Sonntagsfragen an Jeanette Biedermann

Sie ist der neue Telenovela-Star von Sat.1: Jeanette Biedermann, die durch «Gute Zeiten, schlechte Zeiten» bekannt wurde, spielt darin Anna, das schüchternste Mädchen der Welt. Für Quotenmeter.de opferte sie eine Drehpause und sprach über das neue Projekt, ihre eigenen Erfahrungen mit der Liebe und "Power-Serien-Gucking".

Jeanette, aus aktuellem Anlass dreht sich die erste Frage nicht um «Anna und die Liebe», sondern um den enormen Stress bei der Produktion von täglichen Serien. Christine Klimt verließ «Alles was zählt» wegen eines Burn-Out-Syndroms – sie war dem Druck und etlichen 13-Stunden-Drehtagen nicht mehr gewachsen. Wie bewältigst du so etwas?
Ich glaube, dass da jeder Mensch anders ist. Einer bewältigt das besser, der andere nicht so gut. Jeder hat seine eigene Taktik mit einm solchen Pensum fertig zu werden. Aber es ist natürlich richtig, dass die Produktion einer täglichen Serie einen schon ordentlich einspannt.

Du dürftest diese Situation aber noch von «Gute Zeiten, schlechte Zeiten» kennen…
Bei «Gute Zeiten, schlechte Zeiten» war das alles ein bisschen anders. Ich war eine von vielen Hauptfiguren, da wurde man hin und wieder auch ein bisschen entlastet. Ich hatte auch mal eine Woche, in der man nicht ganz so viele Szenen hatte. Bei «Anna und die Liebe» taucht meine Rolle, die Anna, fast in jedem Bild auf. Deswegen sind für mich Drehtage mit einer Länge von 13 oder 14 Stunden die Regel. Die Arbeit bei einer Telenovela ist aber ohnehin anders als bei einer normalen Soap.

Was ist denn anders?
Ich finde, dass eine Telenovela wie ein einjähriger Film ist. Ich habe «Anna und die Liebe» von Anfang an mit begleitet und die Entwicklung meiner Figur genau mit verfolgt. Das war natürlich bei «Gute Zeiten, schlechte Zeiten» nicht möglich.

Als du gefragt wurdest, ob du bei «Anna und die Liebe» die Hauptrolle übernehmen willst – musstest du da lange überlegen? Immerhin ist es eine große Belastung, andererseits hat Alexandra Neldel durch «Verliebt in Berlin» einen wahren Karrieresprung gemacht.
========
▸ Zu bearbeitende Aufgaben
1. Wie lang sind Jeanette Biedermanns Drehtage bei «Anna und die Liebe» laut dem Interview in der Regel?
2. Setzen Sie das Interview mit Jeanette Biedermann fort, beginnend mit ihrer Antwort auf die zuletzt gestellte Frage.

▸ Vorliegende Daten
========
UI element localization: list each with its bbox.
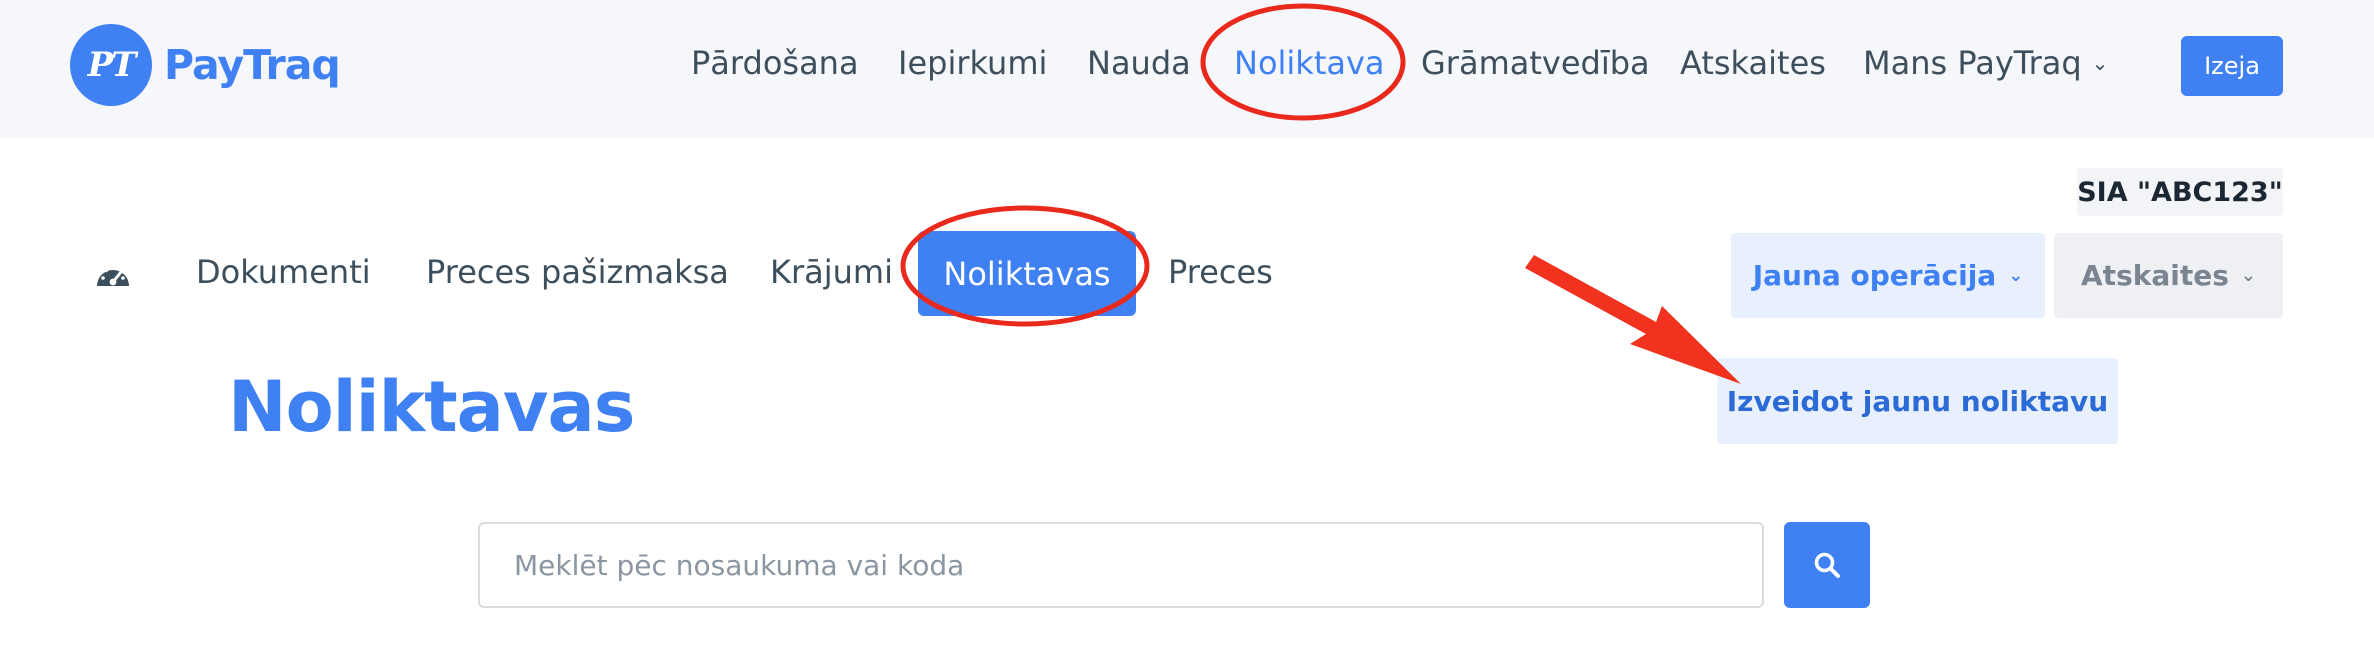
========
▸ Erwartete Ergebnisse
1. 13 oder 14 Stunden.

2.
Das lief ein bisschen anders ab. Sat.1 kam auf mich zu und hat mich gefragt, ob ich mir vorstellen könnte, eine neue Telenovela zu drehen. Und dann haben wir gemeinsam begonnen, das Projekt zu entwickeln. Das war für mich eine sehr interessante Erfahrung. Nach «Gute Zeiten, schlechte Zeiten» habe ich viele Filme gedreht und ich glaube, dass es da Gemeinsamkeiten gibt – nicht umsonst sage ich ja immer wieder, dass eine Telenovela ein einjähriger Film ist. Sie hat aber den Vorteil, viel, viel Platz für die Entwicklung eines Charakters zu lassen. Alle unsere Charaktere haben viel Spielraum, den die Schauspieler ausnutzen können.

Also musstest du nicht sonderlich lange überlegen…
Nein, überhaupt nicht. Eine Telenovela ist sehr interessant, das war mir von vorn herein klar.

Du hast gesagt, dass du mit erlebt hast, wie die Telenovela zu dem geworden ist, was sie am heutigen Tage ist. Welche Ideen und Entwicklungen konntest du selbst mit einbringen?
Das kann man so nicht beantworten. Wir haben immer wieder verschiedene Wünsche geäußert, die die Drehbuchautoren dann so gut wie es ging umgesetzt haben. Das Endprodukt ist aber jetzt nicht ein Werk, an dem Einzelpersonen geschraubt haben, es ist eine Teamarbeit.

Du hattest zuvor schon einmal eine Anfrage bezüglich einer Telenovela bekommen: Eigentlich hättest du die Hauptrolle in «Lotta in Love» spielen sollen. Bist du jetzt froh, dass du damals keine Zeit hattest?
Ich weiß nicht, was geworden wäre, wenn das damals geklappt hätte. Das ist schwer zu sagen, weil ich im Nachhinein nicht über etwas urteilen kann, das ich gar nicht gemacht habe.

Jetzt spielst du die Rolle der Anna Polauke. Dass Anna sehr schüchtern ist, dürfte bereits bekannt sein. Welche Charaktereigenschaften hat sie noch?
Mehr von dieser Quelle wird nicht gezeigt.